[start of Record list]
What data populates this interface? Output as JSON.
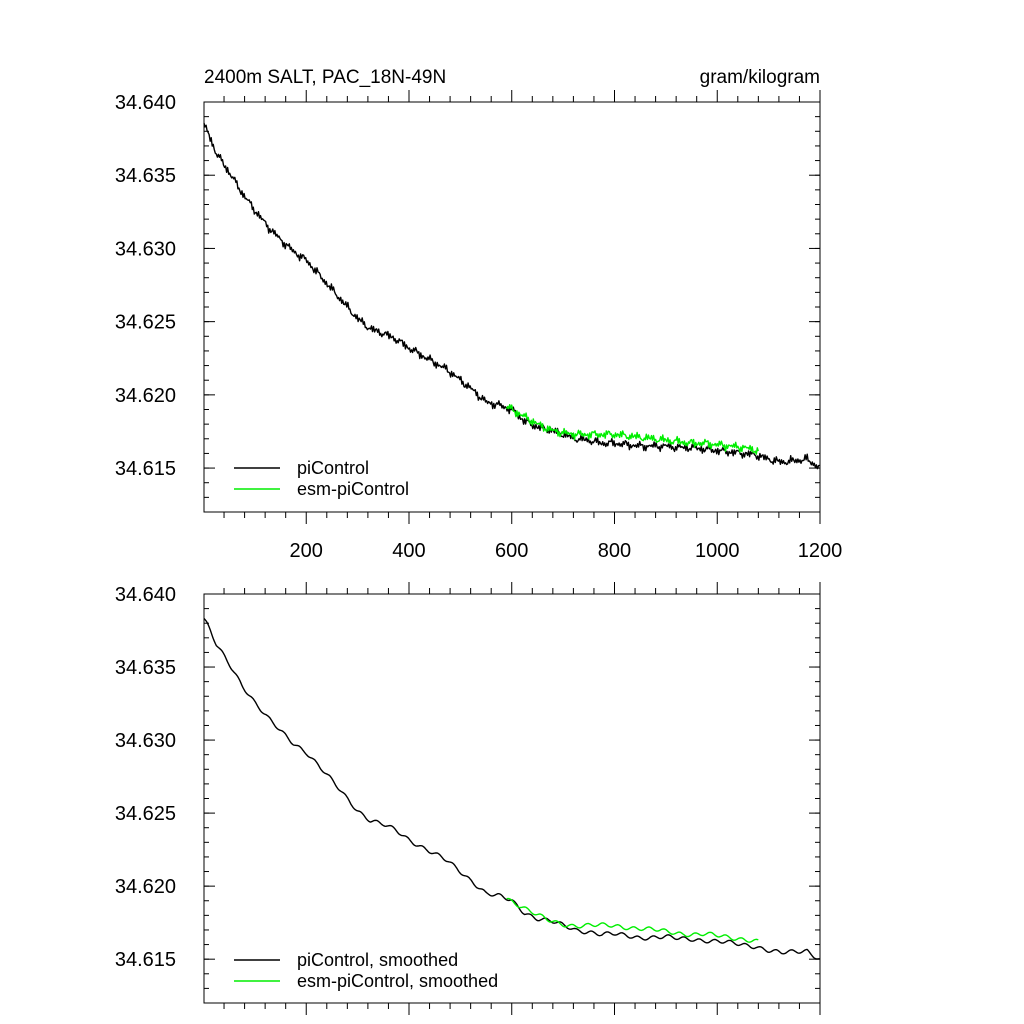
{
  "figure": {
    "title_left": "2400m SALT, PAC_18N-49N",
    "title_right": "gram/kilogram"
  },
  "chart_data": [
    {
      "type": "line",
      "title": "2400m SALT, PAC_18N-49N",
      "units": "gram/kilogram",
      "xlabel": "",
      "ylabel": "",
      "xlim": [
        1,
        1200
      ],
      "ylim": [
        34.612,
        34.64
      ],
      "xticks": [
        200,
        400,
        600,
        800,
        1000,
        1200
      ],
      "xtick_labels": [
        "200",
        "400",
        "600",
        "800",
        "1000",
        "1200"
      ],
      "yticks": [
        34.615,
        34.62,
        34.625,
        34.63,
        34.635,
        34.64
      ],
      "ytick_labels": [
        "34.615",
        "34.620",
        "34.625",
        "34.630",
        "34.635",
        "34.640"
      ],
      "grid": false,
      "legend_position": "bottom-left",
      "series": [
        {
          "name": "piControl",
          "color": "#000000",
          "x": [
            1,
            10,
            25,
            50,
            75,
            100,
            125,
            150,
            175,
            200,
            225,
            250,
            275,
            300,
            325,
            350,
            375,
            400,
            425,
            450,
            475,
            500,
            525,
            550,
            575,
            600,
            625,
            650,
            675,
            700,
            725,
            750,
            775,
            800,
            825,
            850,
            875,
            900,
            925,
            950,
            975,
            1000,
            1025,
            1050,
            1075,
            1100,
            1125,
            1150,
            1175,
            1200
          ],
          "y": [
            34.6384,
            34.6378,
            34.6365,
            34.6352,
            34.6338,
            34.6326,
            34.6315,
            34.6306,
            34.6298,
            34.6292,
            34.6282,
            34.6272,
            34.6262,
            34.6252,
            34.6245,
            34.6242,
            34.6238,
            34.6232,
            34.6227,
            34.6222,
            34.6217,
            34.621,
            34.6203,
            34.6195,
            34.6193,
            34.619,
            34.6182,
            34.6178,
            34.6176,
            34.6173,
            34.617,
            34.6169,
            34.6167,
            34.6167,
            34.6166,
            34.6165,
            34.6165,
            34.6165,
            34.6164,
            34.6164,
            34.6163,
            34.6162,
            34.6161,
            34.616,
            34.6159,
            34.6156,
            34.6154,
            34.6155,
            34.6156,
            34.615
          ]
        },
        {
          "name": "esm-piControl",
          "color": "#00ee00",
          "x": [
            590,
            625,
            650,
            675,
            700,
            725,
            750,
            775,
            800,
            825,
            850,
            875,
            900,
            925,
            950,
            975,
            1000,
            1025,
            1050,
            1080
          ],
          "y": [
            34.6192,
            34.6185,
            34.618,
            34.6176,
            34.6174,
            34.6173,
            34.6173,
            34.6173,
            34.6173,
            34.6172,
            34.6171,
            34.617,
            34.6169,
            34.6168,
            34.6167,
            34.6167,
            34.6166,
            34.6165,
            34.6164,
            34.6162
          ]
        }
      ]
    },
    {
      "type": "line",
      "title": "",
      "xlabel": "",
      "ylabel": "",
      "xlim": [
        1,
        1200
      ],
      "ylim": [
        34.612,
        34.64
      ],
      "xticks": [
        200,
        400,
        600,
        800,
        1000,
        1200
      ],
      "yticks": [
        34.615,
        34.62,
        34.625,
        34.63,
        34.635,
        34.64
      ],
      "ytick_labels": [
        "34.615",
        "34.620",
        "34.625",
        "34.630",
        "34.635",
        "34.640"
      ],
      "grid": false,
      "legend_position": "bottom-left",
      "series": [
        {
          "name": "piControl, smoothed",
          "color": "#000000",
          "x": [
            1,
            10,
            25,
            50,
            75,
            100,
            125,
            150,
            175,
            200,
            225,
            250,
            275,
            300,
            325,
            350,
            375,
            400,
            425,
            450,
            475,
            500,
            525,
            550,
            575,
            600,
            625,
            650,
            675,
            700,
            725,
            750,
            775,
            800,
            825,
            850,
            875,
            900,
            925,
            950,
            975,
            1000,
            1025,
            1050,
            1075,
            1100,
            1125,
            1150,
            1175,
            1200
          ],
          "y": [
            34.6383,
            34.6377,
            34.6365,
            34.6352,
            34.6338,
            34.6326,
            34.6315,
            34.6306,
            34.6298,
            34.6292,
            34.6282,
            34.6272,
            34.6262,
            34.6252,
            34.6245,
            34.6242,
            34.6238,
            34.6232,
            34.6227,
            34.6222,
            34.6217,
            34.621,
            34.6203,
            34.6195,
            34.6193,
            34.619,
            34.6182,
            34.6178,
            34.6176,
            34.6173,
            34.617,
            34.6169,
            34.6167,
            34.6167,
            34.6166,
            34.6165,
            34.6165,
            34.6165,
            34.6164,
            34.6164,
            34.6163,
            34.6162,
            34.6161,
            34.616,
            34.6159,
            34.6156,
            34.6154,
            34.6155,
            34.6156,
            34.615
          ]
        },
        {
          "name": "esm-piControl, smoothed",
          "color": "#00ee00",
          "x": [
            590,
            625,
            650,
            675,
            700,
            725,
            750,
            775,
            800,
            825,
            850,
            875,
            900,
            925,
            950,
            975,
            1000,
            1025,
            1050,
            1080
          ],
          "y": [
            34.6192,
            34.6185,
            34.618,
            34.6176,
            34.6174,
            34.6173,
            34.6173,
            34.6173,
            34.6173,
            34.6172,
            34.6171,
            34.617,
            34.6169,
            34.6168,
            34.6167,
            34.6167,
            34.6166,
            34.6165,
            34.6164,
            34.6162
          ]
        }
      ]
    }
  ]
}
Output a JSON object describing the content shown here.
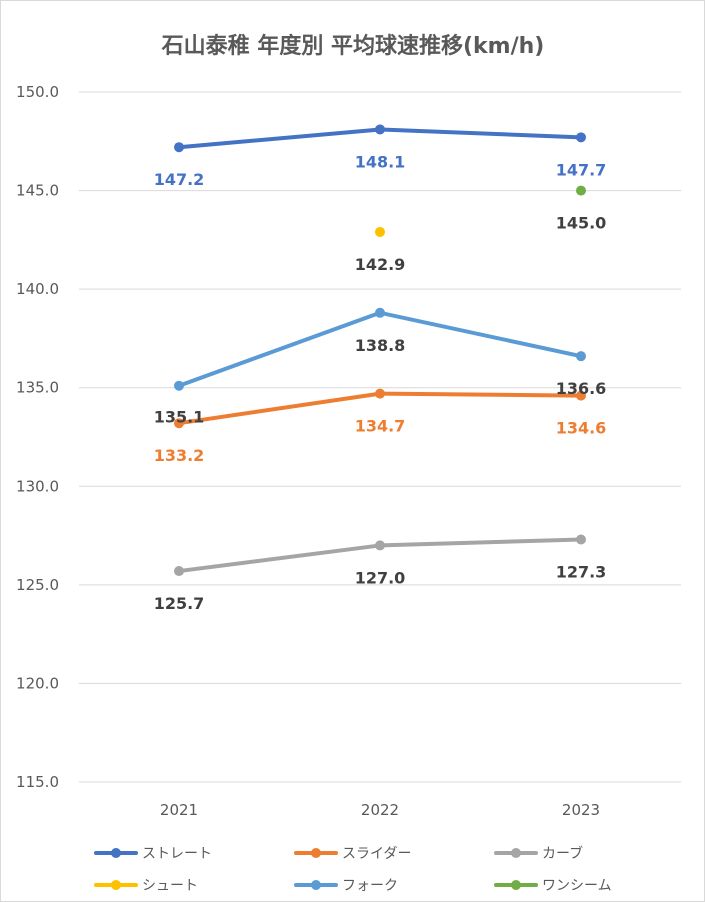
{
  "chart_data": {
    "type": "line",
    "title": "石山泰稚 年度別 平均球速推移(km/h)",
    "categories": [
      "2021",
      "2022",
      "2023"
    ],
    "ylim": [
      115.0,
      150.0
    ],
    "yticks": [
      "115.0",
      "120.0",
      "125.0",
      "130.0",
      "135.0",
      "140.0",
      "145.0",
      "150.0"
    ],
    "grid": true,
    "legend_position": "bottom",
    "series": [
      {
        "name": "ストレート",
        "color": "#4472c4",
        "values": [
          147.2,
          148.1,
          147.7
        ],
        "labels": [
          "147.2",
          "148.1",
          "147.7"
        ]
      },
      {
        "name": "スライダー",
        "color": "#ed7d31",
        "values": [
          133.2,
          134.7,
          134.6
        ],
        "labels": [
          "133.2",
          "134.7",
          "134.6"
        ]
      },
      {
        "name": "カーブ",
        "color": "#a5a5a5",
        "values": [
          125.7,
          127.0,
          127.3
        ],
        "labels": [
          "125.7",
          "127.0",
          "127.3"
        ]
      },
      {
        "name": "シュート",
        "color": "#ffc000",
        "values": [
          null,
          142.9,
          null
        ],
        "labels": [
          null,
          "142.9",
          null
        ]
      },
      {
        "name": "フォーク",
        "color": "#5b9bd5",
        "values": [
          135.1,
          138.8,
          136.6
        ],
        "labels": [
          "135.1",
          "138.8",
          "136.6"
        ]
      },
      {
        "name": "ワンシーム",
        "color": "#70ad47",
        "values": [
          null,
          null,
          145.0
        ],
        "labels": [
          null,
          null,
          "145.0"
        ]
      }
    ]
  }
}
[end of Record list]
**Set task**. Print every record above exactly as written, leaving out the pictures.

**Finished answer**.
What data populates this interface? Output as JSON.
{
  "figure": {
    "title_left": "2400m SALT, PAC_18N-49N",
    "title_right": "gram/kilogram"
  },
  "chart_data": [
    {
      "type": "line",
      "title": "2400m SALT, PAC_18N-49N",
      "units": "gram/kilogram",
      "xlabel": "",
      "ylabel": "",
      "xlim": [
        1,
        1200
      ],
      "ylim": [
        34.612,
        34.64
      ],
      "xticks": [
        200,
        400,
        600,
        800,
        1000,
        1200
      ],
      "xtick_labels": [
        "200",
        "400",
        "600",
        "800",
        "1000",
        "1200"
      ],
      "yticks": [
        34.615,
        34.62,
        34.625,
        34.63,
        34.635,
        34.64
      ],
      "ytick_labels": [
        "34.615",
        "34.620",
        "34.625",
        "34.630",
        "34.635",
        "34.640"
      ],
      "grid": false,
      "legend_position": "bottom-left",
      "series": [
        {
          "name": "piControl",
          "color": "#000000",
          "x": [
            1,
            10,
            25,
            50,
            75,
            100,
            125,
            150,
            175,
            200,
            225,
            250,
            275,
            300,
            325,
            350,
            375,
            400,
            425,
            450,
            475,
            500,
            525,
            550,
            575,
            600,
            625,
            650,
            675,
            700,
            725,
            750,
            775,
            800,
            825,
            850,
            875,
            900,
            925,
            950,
            975,
            1000,
            1025,
            1050,
            1075,
            1100,
            1125,
            1150,
            1175,
            1200
          ],
          "y": [
            34.6384,
            34.6378,
            34.6365,
            34.6352,
            34.6338,
            34.6326,
            34.6315,
            34.6306,
            34.6298,
            34.6292,
            34.6282,
            34.6272,
            34.6262,
            34.6252,
            34.6245,
            34.6242,
            34.6238,
            34.6232,
            34.6227,
            34.6222,
            34.6217,
            34.621,
            34.6203,
            34.6195,
            34.6193,
            34.619,
            34.6182,
            34.6178,
            34.6176,
            34.6173,
            34.617,
            34.6169,
            34.6167,
            34.6167,
            34.6166,
            34.6165,
            34.6165,
            34.6165,
            34.6164,
            34.6164,
            34.6163,
            34.6162,
            34.6161,
            34.616,
            34.6159,
            34.6156,
            34.6154,
            34.6155,
            34.6156,
            34.615
          ]
        },
        {
          "name": "esm-piControl",
          "color": "#00ee00",
          "x": [
            590,
            625,
            650,
            675,
            700,
            725,
            750,
            775,
            800,
            825,
            850,
            875,
            900,
            925,
            950,
            975,
            1000,
            1025,
            1050,
            1080
          ],
          "y": [
            34.6192,
            34.6185,
            34.618,
            34.6176,
            34.6174,
            34.6173,
            34.6173,
            34.6173,
            34.6173,
            34.6172,
            34.6171,
            34.617,
            34.6169,
            34.6168,
            34.6167,
            34.6167,
            34.6166,
            34.6165,
            34.6164,
            34.6162
          ]
        }
      ]
    },
    {
      "type": "line",
      "title": "",
      "xlabel": "",
      "ylabel": "",
      "xlim": [
        1,
        1200
      ],
      "ylim": [
        34.612,
        34.64
      ],
      "xticks": [
        200,
        400,
        600,
        800,
        1000,
        1200
      ],
      "yticks": [
        34.615,
        34.62,
        34.625,
        34.63,
        34.635,
        34.64
      ],
      "ytick_labels": [
        "34.615",
        "34.620",
        "34.625",
        "34.630",
        "34.635",
        "34.640"
      ],
      "grid": false,
      "legend_position": "bottom-left",
      "series": [
        {
          "name": "piControl, smoothed",
          "color": "#000000",
          "x": [
            1,
            10,
            25,
            50,
            75,
            100,
            125,
            150,
            175,
            200,
            225,
            250,
            275,
            300,
            325,
            350,
            375,
            400,
            425,
            450,
            475,
            500,
            525,
            550,
            575,
            600,
            625,
            650,
            675,
            700,
            725,
            750,
            775,
            800,
            825,
            850,
            875,
            900,
            925,
            950,
            975,
            1000,
            1025,
            1050,
            1075,
            1100,
            1125,
            1150,
            1175,
            1200
          ],
          "y": [
            34.6383,
            34.6377,
            34.6365,
            34.6352,
            34.6338,
            34.6326,
            34.6315,
            34.6306,
            34.6298,
            34.6292,
            34.6282,
            34.6272,
            34.6262,
            34.6252,
            34.6245,
            34.6242,
            34.6238,
            34.6232,
            34.6227,
            34.6222,
            34.6217,
            34.621,
            34.6203,
            34.6195,
            34.6193,
            34.619,
            34.6182,
            34.6178,
            34.6176,
            34.6173,
            34.617,
            34.6169,
            34.6167,
            34.6167,
            34.6166,
            34.6165,
            34.6165,
            34.6165,
            34.6164,
            34.6164,
            34.6163,
            34.6162,
            34.6161,
            34.616,
            34.6159,
            34.6156,
            34.6154,
            34.6155,
            34.6156,
            34.615
          ]
        },
        {
          "name": "esm-piControl, smoothed",
          "color": "#00ee00",
          "x": [
            590,
            625,
            650,
            675,
            700,
            725,
            750,
            775,
            800,
            825,
            850,
            875,
            900,
            925,
            950,
            975,
            1000,
            1025,
            1050,
            1080
          ],
          "y": [
            34.6192,
            34.6185,
            34.618,
            34.6176,
            34.6174,
            34.6173,
            34.6173,
            34.6173,
            34.6173,
            34.6172,
            34.6171,
            34.617,
            34.6169,
            34.6168,
            34.6167,
            34.6167,
            34.6166,
            34.6165,
            34.6164,
            34.6162
          ]
        }
      ]
    }
  ]
}
Output a JSON object describing the content shown here.
{
  "chart_data": {
    "type": "line",
    "title": "石山泰稚 年度別 平均球速推移(km/h)",
    "categories": [
      "2021",
      "2022",
      "2023"
    ],
    "ylim": [
      115.0,
      150.0
    ],
    "yticks": [
      "115.0",
      "120.0",
      "125.0",
      "130.0",
      "135.0",
      "140.0",
      "145.0",
      "150.0"
    ],
    "grid": true,
    "legend_position": "bottom",
    "series": [
      {
        "name": "ストレート",
        "color": "#4472c4",
        "values": [
          147.2,
          148.1,
          147.7
        ],
        "labels": [
          "147.2",
          "148.1",
          "147.7"
        ]
      },
      {
        "name": "スライダー",
        "color": "#ed7d31",
        "values": [
          133.2,
          134.7,
          134.6
        ],
        "labels": [
          "133.2",
          "134.7",
          "134.6"
        ]
      },
      {
        "name": "カーブ",
        "color": "#a5a5a5",
        "values": [
          125.7,
          127.0,
          127.3
        ],
        "labels": [
          "125.7",
          "127.0",
          "127.3"
        ]
      },
      {
        "name": "シュート",
        "color": "#ffc000",
        "values": [
          null,
          142.9,
          null
        ],
        "labels": [
          null,
          "142.9",
          null
        ]
      },
      {
        "name": "フォーク",
        "color": "#5b9bd5",
        "values": [
          135.1,
          138.8,
          136.6
        ],
        "labels": [
          "135.1",
          "138.8",
          "136.6"
        ]
      },
      {
        "name": "ワンシーム",
        "color": "#70ad47",
        "values": [
          null,
          null,
          145.0
        ],
        "labels": [
          null,
          null,
          "145.0"
        ]
      }
    ]
  }
}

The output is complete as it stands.